— Start Recorded information —

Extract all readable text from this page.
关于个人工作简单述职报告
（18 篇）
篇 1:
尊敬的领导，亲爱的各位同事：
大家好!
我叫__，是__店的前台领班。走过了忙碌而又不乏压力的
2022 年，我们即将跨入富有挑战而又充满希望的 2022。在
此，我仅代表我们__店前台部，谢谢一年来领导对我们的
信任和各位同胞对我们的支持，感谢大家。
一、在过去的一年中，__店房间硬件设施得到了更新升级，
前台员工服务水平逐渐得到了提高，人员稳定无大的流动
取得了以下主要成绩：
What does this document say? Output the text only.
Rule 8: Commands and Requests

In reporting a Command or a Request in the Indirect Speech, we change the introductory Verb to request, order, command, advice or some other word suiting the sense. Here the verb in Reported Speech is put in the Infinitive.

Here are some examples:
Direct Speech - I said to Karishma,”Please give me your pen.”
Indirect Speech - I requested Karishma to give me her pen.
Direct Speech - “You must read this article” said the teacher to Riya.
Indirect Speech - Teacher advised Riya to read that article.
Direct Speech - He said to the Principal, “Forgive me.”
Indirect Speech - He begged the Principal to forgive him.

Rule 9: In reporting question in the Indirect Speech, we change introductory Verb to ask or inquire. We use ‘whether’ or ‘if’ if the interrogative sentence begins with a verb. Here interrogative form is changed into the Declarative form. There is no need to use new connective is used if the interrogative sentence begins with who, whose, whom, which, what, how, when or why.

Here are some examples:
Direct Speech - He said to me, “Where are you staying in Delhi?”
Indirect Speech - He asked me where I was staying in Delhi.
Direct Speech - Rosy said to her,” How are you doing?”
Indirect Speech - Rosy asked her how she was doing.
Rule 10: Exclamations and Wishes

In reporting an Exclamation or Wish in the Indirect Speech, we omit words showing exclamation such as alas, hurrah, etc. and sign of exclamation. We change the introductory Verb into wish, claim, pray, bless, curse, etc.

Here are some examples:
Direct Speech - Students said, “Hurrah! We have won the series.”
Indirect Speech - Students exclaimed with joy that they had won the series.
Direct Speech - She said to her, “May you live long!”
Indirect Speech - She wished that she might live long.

— End Recorded information —

**What is required:** Gather every line from the listing above in which "text" appears, and copy those lines.

**Solution to the problem:**
Extract all readable text from this page.
What does this document say? Output the text only.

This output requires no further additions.